* **OBJECTIVE**
Copy out the listing that follows, exact in every word, and skip the images.

==*==

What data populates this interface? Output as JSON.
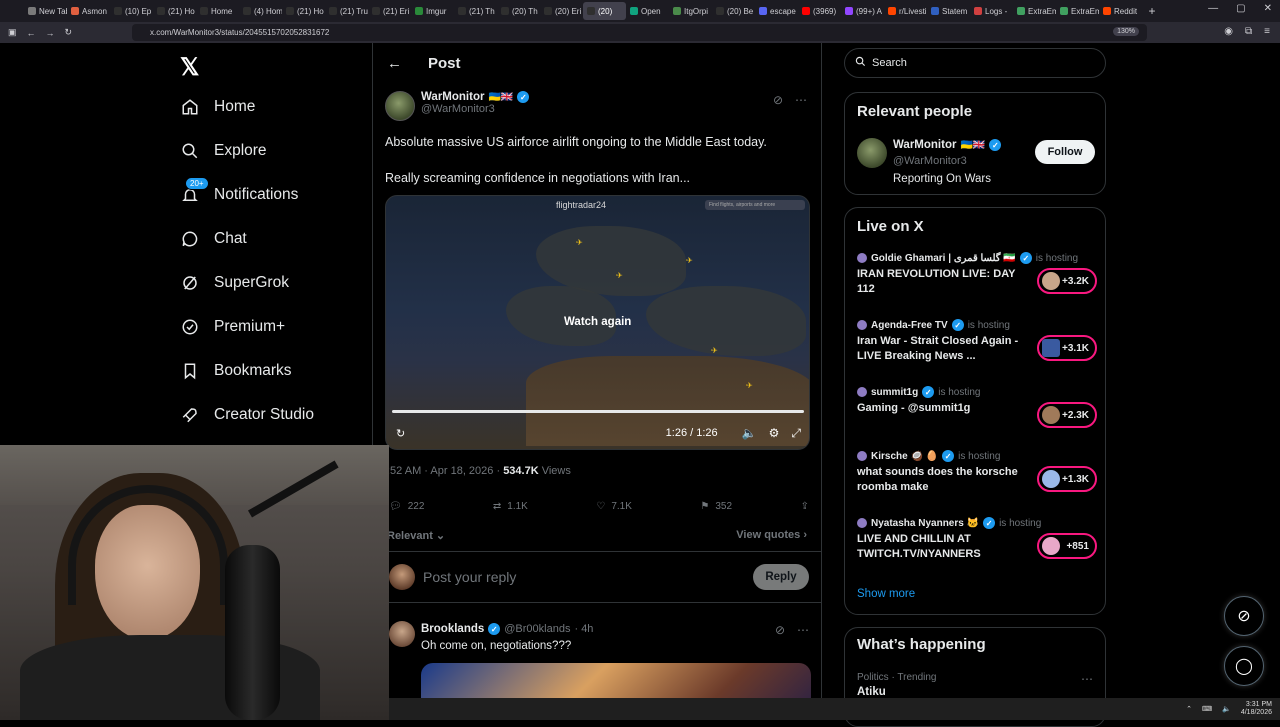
{
  "browser": {
    "tabs": [
      "New Tab",
      "Asmon",
      "(10) Ep",
      "(21) Ho",
      "Home",
      "(4) Hom",
      "(21) Ho",
      "(21) Tru",
      "(21) Eri",
      "Imgur",
      "(21) Th",
      "(20) Th",
      "(20) Eri",
      "(20)",
      "Open",
      "ItgOrpi",
      "(20) Be",
      "escape",
      "(3969)",
      "(99+) A",
      "r/Livesti",
      "Statem",
      "Logs -",
      "ExtraEm",
      "ExtraEm",
      "Reddit"
    ],
    "active_tab_index": 13,
    "url": "x.com/WarMonitor3/status/2045515702052831672",
    "zoom": "130%"
  },
  "nav": {
    "home": "Home",
    "explore": "Explore",
    "notifications": "Notifications",
    "notifications_badge": "20+",
    "chat": "Chat",
    "supergrok": "SuperGrok",
    "premium": "Premium+",
    "bookmarks": "Bookmarks",
    "creator_studio": "Creator Studio"
  },
  "post": {
    "header": "Post",
    "author_name": "WarMonitor",
    "author_flags": "🇺🇦🇬🇧",
    "author_handle": "@WarMonitor3",
    "text_line1": "Absolute massive US airforce airlift ongoing to the Middle East today.",
    "text_line2": "Really screaming confidence in negotiations with Iran...",
    "video": {
      "brand": "flightradar24",
      "search_placeholder": "Find flights, airports and more",
      "overlay": "Watch again",
      "time": "1:26 / 1:26",
      "progress": 1.0
    },
    "timestamp": ":52 AM · Apr 18, 2026 · ",
    "views_count": "534.7K",
    "views_label": " Views",
    "replies": "222",
    "reposts": "1.1K",
    "likes": "7.1K",
    "bookmarks": "352",
    "relevant": "Relevant",
    "view_quotes": "View quotes"
  },
  "reply": {
    "placeholder": "Post your reply",
    "button": "Reply"
  },
  "comment": {
    "name": "Brooklands",
    "handle": "@Br00klands",
    "time": "· 4h",
    "text": "Oh come on, negotiations???"
  },
  "sidebar": {
    "search_placeholder": "Search",
    "relevant_title": "Relevant people",
    "person": {
      "name": "WarMonitor",
      "flags": "🇺🇦🇬🇧",
      "handle": "@WarMonitor3",
      "bio": "Reporting On Wars",
      "follow": "Follow"
    },
    "live_title": "Live on X",
    "live": [
      {
        "host": "Goldie Ghamari | گلسا قمری 🇮🇷",
        "status": "is hosting",
        "title": "IRAN REVOLUTION LIVE: DAY 112",
        "count": "+3.2K"
      },
      {
        "host": "Agenda-Free TV",
        "status": "is hosting",
        "title": "Iran War - Strait Closed Again - LIVE Breaking News ...",
        "count": "+3.1K"
      },
      {
        "host": "summit1g",
        "status": "is hosting",
        "title": "Gaming - @summit1g",
        "count": "+2.3K"
      },
      {
        "host": "Kirsche 🥥 🥚",
        "status": "is hosting",
        "title": "what sounds does the korsche roomba make",
        "count": "+1.3K"
      },
      {
        "host": "Nyatasha Nyanners 🐱",
        "status": "is hosting",
        "title": "LIVE AND CHILLIN AT TWITCH.TV/NYANNERS",
        "count": "+851"
      }
    ],
    "show_more": "Show more",
    "happening_title": "What’s happening",
    "trend_category": "Politics · Trending",
    "trend_term": "Atiku"
  },
  "taskbar": {
    "time": "3:31 PM",
    "date": "4/18/2026"
  },
  "colors": {
    "accent": "#1d9bf0",
    "live_ring": "#f91880",
    "background": "#000000",
    "border": "#2f3336"
  }
}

==*==

* **WRITTEN REPLY**
What data populates this interface? Output as JSON.
{
  "browser": {
    "tabs": [
      "New Tab",
      "Asmon",
      "(10) Ep",
      "(21) Ho",
      "Home",
      "(4) Hom",
      "(21) Ho",
      "(21) Tru",
      "(21) Eri",
      "Imgur",
      "(21) Th",
      "(20) Th",
      "(20) Eri",
      "(20)",
      "Open",
      "ItgOrpi",
      "(20) Be",
      "escape",
      "(3969)",
      "(99+) A",
      "r/Livesti",
      "Statem",
      "Logs -",
      "ExtraEm",
      "ExtraEm",
      "Reddit"
    ],
    "active_tab_index": 13,
    "url": "x.com/WarMonitor3/status/2045515702052831672",
    "zoom": "130%"
  },
  "nav": {
    "home": "Home",
    "explore": "Explore",
    "notifications": "Notifications",
    "notifications_badge": "20+",
    "chat": "Chat",
    "supergrok": "SuperGrok",
    "premium": "Premium+",
    "bookmarks": "Bookmarks",
    "creator_studio": "Creator Studio"
  },
  "post": {
    "header": "Post",
    "author_name": "WarMonitor",
    "author_flags": "🇺🇦🇬🇧",
    "author_handle": "@WarMonitor3",
    "text_line1": "Absolute massive US airforce airlift ongoing to the Middle East today.",
    "text_line2": "Really screaming confidence in negotiations with Iran...",
    "video": {
      "brand": "flightradar24",
      "search_placeholder": "Find flights, airports and more",
      "overlay": "Watch again",
      "time": "1:26 / 1:26",
      "progress": 1.0
    },
    "timestamp": ":52 AM · Apr 18, 2026 · ",
    "views_count": "534.7K",
    "views_label": " Views",
    "replies": "222",
    "reposts": "1.1K",
    "likes": "7.1K",
    "bookmarks": "352",
    "relevant": "Relevant",
    "view_quotes": "View quotes"
  },
  "reply": {
    "placeholder": "Post your reply",
    "button": "Reply"
  },
  "comment": {
    "name": "Brooklands",
    "handle": "@Br00klands",
    "time": "· 4h",
    "text": "Oh come on, negotiations???"
  },
  "sidebar": {
    "search_placeholder": "Search",
    "relevant_title": "Relevant people",
    "person": {
      "name": "WarMonitor",
      "flags": "🇺🇦🇬🇧",
      "handle": "@WarMonitor3",
      "bio": "Reporting On Wars",
      "follow": "Follow"
    },
    "live_title": "Live on X",
    "live": [
      {
        "host": "Goldie Ghamari | گلسا قمری 🇮🇷",
        "status": "is hosting",
        "title": "IRAN REVOLUTION LIVE: DAY 112",
        "count": "+3.2K"
      },
      {
        "host": "Agenda-Free TV",
        "status": "is hosting",
        "title": "Iran War - Strait Closed Again - LIVE Breaking News ...",
        "count": "+3.1K"
      },
      {
        "host": "summit1g",
        "status": "is hosting",
        "title": "Gaming - @summit1g",
        "count": "+2.3K"
      },
      {
        "host": "Kirsche 🥥 🥚",
        "status": "is hosting",
        "title": "what sounds does the korsche roomba make",
        "count": "+1.3K"
      },
      {
        "host": "Nyatasha Nyanners 🐱",
        "status": "is hosting",
        "title": "LIVE AND CHILLIN AT TWITCH.TV/NYANNERS",
        "count": "+851"
      }
    ],
    "show_more": "Show more",
    "happening_title": "What’s happening",
    "trend_category": "Politics · Trending",
    "trend_term": "Atiku"
  },
  "taskbar": {
    "time": "3:31 PM",
    "date": "4/18/2026"
  },
  "colors": {
    "accent": "#1d9bf0",
    "live_ring": "#f91880",
    "background": "#000000",
    "border": "#2f3336"
  }
}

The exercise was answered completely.